:: Records to use ::

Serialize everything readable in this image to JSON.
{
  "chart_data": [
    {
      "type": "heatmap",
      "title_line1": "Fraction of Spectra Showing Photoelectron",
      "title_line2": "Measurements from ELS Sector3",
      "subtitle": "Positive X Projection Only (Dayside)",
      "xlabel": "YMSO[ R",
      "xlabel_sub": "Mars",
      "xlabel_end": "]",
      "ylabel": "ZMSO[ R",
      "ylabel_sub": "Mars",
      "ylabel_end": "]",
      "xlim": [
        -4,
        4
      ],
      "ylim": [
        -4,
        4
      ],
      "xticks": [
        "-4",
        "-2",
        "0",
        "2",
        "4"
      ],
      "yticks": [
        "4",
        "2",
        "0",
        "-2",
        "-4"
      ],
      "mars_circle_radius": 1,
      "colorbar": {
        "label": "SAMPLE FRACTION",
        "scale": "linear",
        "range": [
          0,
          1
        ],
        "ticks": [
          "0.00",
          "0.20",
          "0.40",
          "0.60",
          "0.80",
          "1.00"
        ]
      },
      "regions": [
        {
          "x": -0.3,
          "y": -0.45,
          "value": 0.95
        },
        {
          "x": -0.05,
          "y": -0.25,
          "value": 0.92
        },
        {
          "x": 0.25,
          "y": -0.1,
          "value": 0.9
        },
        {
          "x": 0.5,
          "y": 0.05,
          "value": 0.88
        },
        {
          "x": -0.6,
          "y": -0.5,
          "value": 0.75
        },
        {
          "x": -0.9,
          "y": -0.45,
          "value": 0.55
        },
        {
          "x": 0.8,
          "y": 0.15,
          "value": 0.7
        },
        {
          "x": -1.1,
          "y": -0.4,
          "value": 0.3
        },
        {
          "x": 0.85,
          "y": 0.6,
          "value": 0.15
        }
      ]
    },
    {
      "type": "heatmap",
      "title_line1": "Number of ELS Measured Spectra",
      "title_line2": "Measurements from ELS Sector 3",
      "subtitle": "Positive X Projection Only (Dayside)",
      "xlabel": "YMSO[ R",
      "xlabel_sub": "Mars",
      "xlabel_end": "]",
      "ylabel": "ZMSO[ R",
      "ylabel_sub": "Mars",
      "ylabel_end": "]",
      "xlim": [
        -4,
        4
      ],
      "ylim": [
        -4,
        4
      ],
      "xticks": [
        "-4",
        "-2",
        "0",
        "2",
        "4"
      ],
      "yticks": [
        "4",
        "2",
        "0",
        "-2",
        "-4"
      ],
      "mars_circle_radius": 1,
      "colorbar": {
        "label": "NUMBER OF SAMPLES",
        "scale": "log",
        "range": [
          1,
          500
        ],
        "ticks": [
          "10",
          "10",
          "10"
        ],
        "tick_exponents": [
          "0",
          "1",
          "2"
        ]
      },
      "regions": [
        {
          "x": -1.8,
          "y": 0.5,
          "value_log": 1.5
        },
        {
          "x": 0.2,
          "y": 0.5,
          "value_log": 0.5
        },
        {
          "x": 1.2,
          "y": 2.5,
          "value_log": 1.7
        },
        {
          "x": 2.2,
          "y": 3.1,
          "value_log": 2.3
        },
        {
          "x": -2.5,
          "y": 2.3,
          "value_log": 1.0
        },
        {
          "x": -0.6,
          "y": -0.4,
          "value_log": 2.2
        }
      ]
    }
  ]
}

:::

The records above should be duplicated in full, exactly as given.

__Response below__.
Serialize everything readable in this image to JSON.
{
  "chart_data": [
    {
      "type": "heatmap",
      "title_line1": "Fraction of Spectra Showing Photoelectron",
      "title_line2": "Measurements from ELS Sector3",
      "subtitle": "Positive X Projection Only (Dayside)",
      "xlabel": "YMSO[ R",
      "xlabel_sub": "Mars",
      "xlabel_end": "]",
      "ylabel": "ZMSO[ R",
      "ylabel_sub": "Mars",
      "ylabel_end": "]",
      "xlim": [
        -4,
        4
      ],
      "ylim": [
        -4,
        4
      ],
      "xticks": [
        "-4",
        "-2",
        "0",
        "2",
        "4"
      ],
      "yticks": [
        "4",
        "2",
        "0",
        "-2",
        "-4"
      ],
      "mars_circle_radius": 1,
      "colorbar": {
        "label": "SAMPLE FRACTION",
        "scale": "linear",
        "range": [
          0,
          1
        ],
        "ticks": [
          "0.00",
          "0.20",
          "0.40",
          "0.60",
          "0.80",
          "1.00"
        ]
      },
      "regions": [
        {
          "x": -0.3,
          "y": -0.45,
          "value": 0.95
        },
        {
          "x": -0.05,
          "y": -0.25,
          "value": 0.92
        },
        {
          "x": 0.25,
          "y": -0.1,
          "value": 0.9
        },
        {
          "x": 0.5,
          "y": 0.05,
          "value": 0.88
        },
        {
          "x": -0.6,
          "y": -0.5,
          "value": 0.75
        },
        {
          "x": -0.9,
          "y": -0.45,
          "value": 0.55
        },
        {
          "x": 0.8,
          "y": 0.15,
          "value": 0.7
        },
        {
          "x": -1.1,
          "y": -0.4,
          "value": 0.3
        },
        {
          "x": 0.85,
          "y": 0.6,
          "value": 0.15
        }
      ]
    },
    {
      "type": "heatmap",
      "title_line1": "Number of ELS Measured Spectra",
      "title_line2": "Measurements from ELS Sector 3",
      "subtitle": "Positive X Projection Only (Dayside)",
      "xlabel": "YMSO[ R",
      "xlabel_sub": "Mars",
      "xlabel_end": "]",
      "ylabel": "ZMSO[ R",
      "ylabel_sub": "Mars",
      "ylabel_end": "]",
      "xlim": [
        -4,
        4
      ],
      "ylim": [
        -4,
        4
      ],
      "xticks": [
        "-4",
        "-2",
        "0",
        "2",
        "4"
      ],
      "yticks": [
        "4",
        "2",
        "0",
        "-2",
        "-4"
      ],
      "mars_circle_radius": 1,
      "colorbar": {
        "label": "NUMBER OF SAMPLES",
        "scale": "log",
        "range": [
          1,
          500
        ],
        "ticks": [
          "10",
          "10",
          "10"
        ],
        "tick_exponents": [
          "0",
          "1",
          "2"
        ]
      },
      "regions": [
        {
          "x": -1.8,
          "y": 0.5,
          "value_log": 1.5
        },
        {
          "x": 0.2,
          "y": 0.5,
          "value_log": 0.5
        },
        {
          "x": 1.2,
          "y": 2.5,
          "value_log": 1.7
        },
        {
          "x": 2.2,
          "y": 3.1,
          "value_log": 2.3
        },
        {
          "x": -2.5,
          "y": 2.3,
          "value_log": 1.0
        },
        {
          "x": -0.6,
          "y": -0.4,
          "value_log": 2.2
        }
      ]
    }
  ]
}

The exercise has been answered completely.